Locate every line below that contains the string "taxes", matching case exactly, and copy each of those lines.

(Layout records)
------------

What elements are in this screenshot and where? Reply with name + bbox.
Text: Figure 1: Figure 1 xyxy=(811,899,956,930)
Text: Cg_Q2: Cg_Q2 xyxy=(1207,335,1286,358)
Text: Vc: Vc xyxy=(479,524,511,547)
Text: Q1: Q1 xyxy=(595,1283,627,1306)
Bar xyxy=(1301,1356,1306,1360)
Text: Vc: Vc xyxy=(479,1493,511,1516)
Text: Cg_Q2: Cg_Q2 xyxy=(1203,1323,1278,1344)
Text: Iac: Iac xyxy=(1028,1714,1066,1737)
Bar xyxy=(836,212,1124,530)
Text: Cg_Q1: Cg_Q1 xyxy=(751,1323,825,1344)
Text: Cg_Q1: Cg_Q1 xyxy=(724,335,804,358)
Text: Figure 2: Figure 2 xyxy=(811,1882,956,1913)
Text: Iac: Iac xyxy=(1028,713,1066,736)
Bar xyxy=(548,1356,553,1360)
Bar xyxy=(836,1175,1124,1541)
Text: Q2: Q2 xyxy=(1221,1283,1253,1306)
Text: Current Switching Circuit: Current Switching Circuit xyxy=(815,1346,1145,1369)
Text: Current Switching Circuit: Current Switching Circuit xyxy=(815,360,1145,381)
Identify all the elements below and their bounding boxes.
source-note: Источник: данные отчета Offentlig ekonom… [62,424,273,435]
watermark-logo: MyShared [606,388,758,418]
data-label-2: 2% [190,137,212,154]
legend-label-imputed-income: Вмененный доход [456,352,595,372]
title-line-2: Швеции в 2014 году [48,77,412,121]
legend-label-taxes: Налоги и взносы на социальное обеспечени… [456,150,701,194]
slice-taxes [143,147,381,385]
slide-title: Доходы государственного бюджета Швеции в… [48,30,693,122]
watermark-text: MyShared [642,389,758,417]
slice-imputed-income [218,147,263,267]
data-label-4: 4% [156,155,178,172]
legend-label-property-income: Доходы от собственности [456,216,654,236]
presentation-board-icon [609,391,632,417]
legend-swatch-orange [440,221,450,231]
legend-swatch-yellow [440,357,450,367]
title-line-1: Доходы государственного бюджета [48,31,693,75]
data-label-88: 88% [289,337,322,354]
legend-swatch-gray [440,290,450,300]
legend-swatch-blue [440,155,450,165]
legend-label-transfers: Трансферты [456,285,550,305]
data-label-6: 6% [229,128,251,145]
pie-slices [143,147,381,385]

------------

▶ Solution to this problem
legend-label-taxes: Налоги и взносы на социальное обеспечени… [456,150,701,194]
slice-taxes [143,147,381,385]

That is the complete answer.